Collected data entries
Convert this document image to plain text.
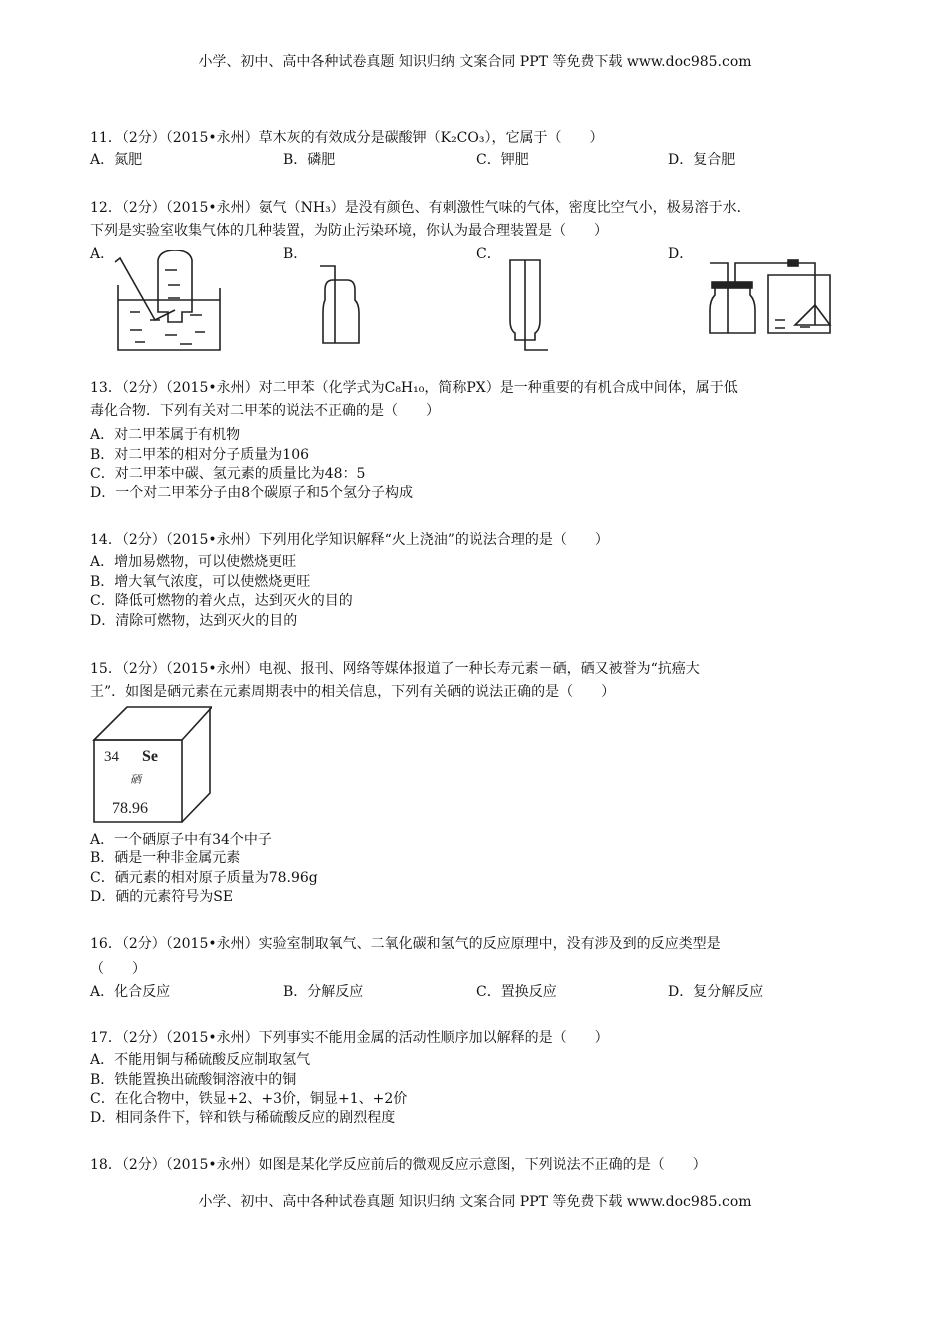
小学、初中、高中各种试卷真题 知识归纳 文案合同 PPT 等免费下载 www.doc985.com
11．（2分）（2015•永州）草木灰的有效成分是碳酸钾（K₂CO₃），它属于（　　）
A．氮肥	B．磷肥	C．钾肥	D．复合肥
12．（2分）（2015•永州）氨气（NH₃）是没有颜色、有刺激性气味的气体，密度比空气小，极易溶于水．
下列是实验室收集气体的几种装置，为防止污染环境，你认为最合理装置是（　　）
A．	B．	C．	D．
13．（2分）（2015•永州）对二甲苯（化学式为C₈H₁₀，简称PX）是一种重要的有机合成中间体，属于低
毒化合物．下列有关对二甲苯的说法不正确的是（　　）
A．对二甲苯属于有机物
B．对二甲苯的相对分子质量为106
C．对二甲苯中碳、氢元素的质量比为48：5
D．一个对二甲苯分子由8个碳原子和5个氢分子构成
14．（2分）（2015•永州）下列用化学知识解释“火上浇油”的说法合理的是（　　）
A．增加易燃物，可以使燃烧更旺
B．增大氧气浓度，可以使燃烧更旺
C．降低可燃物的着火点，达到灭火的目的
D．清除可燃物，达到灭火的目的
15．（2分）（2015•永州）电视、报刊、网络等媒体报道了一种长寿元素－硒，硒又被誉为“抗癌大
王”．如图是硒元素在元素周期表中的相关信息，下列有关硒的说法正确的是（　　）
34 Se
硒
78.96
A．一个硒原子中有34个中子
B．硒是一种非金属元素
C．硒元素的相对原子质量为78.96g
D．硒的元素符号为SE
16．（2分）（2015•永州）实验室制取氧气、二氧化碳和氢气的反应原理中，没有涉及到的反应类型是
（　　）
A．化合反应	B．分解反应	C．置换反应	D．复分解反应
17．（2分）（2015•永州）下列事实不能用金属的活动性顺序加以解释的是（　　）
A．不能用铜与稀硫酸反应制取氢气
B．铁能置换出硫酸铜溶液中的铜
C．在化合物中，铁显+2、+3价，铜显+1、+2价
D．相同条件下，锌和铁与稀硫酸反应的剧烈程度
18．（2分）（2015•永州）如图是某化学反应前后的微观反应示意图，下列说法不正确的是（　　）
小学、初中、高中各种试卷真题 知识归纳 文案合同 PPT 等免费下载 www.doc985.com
==
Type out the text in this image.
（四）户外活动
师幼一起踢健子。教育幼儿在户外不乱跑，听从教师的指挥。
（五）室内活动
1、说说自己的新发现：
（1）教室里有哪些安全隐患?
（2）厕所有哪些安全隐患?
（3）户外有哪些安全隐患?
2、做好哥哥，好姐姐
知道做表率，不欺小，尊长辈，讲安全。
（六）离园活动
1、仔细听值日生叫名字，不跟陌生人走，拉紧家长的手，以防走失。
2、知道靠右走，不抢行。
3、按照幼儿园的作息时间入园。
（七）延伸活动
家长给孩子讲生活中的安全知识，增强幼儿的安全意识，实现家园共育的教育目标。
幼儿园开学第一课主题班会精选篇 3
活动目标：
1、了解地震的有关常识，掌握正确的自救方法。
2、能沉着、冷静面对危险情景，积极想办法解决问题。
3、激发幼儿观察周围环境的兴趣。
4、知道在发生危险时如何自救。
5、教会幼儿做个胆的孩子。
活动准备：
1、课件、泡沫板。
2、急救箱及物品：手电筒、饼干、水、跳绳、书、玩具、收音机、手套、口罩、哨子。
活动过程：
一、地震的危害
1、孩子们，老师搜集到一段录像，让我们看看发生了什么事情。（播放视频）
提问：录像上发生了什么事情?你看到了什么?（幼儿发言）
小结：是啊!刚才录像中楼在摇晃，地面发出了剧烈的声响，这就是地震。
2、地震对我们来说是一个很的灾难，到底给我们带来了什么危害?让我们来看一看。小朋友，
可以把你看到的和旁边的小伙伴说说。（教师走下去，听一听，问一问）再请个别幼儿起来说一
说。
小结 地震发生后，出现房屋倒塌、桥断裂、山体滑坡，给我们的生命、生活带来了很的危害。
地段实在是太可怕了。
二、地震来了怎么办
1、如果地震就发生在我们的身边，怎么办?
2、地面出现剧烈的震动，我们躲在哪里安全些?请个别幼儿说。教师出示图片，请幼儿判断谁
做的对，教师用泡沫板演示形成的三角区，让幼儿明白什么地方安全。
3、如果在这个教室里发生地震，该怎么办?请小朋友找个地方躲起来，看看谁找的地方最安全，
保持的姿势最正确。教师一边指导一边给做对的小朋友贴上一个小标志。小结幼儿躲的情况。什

Task instructions:
Pull every line containing "text" out of the records.

Task solution:
Convert this document image to plain text.
Type out the text in this image.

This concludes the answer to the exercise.